**Set task:**
Search the material for the string "auditoría", then return every line where it is found.

>> start Material shown

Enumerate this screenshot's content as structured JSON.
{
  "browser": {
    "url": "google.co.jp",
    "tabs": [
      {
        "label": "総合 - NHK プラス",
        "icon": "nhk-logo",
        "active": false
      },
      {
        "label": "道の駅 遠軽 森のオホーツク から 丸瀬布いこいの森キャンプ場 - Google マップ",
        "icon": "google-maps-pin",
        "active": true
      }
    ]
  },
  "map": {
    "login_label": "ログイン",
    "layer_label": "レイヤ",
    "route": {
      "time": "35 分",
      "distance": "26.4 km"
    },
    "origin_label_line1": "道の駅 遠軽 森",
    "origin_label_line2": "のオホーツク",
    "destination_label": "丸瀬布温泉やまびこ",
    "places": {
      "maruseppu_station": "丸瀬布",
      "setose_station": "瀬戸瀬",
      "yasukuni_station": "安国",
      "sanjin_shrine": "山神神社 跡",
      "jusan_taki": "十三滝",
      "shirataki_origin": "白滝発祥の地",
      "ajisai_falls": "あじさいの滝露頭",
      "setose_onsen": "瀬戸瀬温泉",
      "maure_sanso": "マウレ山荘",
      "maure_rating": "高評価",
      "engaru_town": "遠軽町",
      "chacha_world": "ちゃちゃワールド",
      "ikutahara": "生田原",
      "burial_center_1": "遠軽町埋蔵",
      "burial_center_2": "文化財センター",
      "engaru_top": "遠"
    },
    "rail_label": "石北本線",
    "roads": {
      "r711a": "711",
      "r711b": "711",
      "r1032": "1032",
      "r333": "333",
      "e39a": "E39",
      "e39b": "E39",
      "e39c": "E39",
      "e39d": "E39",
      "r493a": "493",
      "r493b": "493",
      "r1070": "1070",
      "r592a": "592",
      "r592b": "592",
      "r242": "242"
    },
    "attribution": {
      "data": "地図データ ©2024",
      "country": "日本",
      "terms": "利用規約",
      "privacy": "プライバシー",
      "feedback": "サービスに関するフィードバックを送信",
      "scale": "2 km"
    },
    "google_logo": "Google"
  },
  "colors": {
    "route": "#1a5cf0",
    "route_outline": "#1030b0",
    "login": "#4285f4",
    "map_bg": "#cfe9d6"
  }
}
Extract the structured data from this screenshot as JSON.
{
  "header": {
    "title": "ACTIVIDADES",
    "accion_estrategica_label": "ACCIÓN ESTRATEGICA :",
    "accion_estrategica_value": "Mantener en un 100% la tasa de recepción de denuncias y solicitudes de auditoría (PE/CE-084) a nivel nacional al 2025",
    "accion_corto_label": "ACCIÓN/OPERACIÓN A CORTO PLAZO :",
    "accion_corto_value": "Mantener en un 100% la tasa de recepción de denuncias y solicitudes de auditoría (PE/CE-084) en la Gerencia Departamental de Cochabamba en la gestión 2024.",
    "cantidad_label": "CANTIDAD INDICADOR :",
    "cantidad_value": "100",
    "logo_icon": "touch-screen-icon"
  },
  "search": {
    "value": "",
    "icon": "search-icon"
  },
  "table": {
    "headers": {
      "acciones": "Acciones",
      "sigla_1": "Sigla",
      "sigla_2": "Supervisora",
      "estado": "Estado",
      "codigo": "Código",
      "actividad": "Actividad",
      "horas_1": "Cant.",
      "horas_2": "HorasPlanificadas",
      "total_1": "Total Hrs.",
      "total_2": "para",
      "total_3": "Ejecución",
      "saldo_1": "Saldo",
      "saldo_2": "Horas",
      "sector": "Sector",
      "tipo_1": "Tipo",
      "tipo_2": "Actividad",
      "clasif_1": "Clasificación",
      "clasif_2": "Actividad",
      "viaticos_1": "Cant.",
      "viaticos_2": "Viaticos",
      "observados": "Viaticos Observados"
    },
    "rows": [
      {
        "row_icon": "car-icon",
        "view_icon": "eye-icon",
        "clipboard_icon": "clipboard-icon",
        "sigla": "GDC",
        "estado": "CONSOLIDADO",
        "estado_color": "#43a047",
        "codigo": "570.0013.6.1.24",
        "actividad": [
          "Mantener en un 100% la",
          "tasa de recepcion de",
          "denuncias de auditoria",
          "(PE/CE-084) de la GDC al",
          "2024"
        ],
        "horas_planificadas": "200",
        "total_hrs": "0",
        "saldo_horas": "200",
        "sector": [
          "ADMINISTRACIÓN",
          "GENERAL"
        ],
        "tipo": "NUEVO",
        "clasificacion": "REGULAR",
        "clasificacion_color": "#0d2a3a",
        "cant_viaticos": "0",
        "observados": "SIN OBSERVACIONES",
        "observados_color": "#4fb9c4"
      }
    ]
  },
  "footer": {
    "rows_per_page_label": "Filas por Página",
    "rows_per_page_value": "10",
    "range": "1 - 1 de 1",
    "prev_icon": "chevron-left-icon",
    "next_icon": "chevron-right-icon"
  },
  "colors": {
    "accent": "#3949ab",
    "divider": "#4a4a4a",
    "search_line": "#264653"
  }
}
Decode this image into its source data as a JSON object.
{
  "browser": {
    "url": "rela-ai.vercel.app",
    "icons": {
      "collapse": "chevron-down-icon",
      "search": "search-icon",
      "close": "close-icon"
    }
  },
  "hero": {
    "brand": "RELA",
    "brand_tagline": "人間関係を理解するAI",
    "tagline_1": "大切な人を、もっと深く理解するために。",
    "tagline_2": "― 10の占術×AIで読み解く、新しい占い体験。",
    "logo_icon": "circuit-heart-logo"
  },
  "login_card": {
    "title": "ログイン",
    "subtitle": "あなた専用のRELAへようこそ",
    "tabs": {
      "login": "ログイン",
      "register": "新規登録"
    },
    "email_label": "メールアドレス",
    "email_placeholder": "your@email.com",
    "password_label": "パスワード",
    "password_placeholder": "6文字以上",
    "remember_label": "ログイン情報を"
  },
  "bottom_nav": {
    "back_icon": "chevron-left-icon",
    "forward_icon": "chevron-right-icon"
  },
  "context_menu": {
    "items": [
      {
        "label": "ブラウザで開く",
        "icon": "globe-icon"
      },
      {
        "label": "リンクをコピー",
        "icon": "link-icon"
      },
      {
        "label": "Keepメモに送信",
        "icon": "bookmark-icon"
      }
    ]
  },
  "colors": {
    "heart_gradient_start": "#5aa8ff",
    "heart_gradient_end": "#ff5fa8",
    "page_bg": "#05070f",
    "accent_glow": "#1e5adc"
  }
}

>> end Material shown

**Response below:**
    "accion_estrategica_value": "Mantener en un 100% la tasa de recepción de denuncias y solicitudes de auditoría (PE/CE-084) a nivel nacional al 2025",
    "accion_corto_value": "Mantener en un 100% la tasa de recepción de denuncias y solicitudes de auditoría (PE/CE-084) en la Gerencia Departamental de Cochabamba en la gestión 2024.",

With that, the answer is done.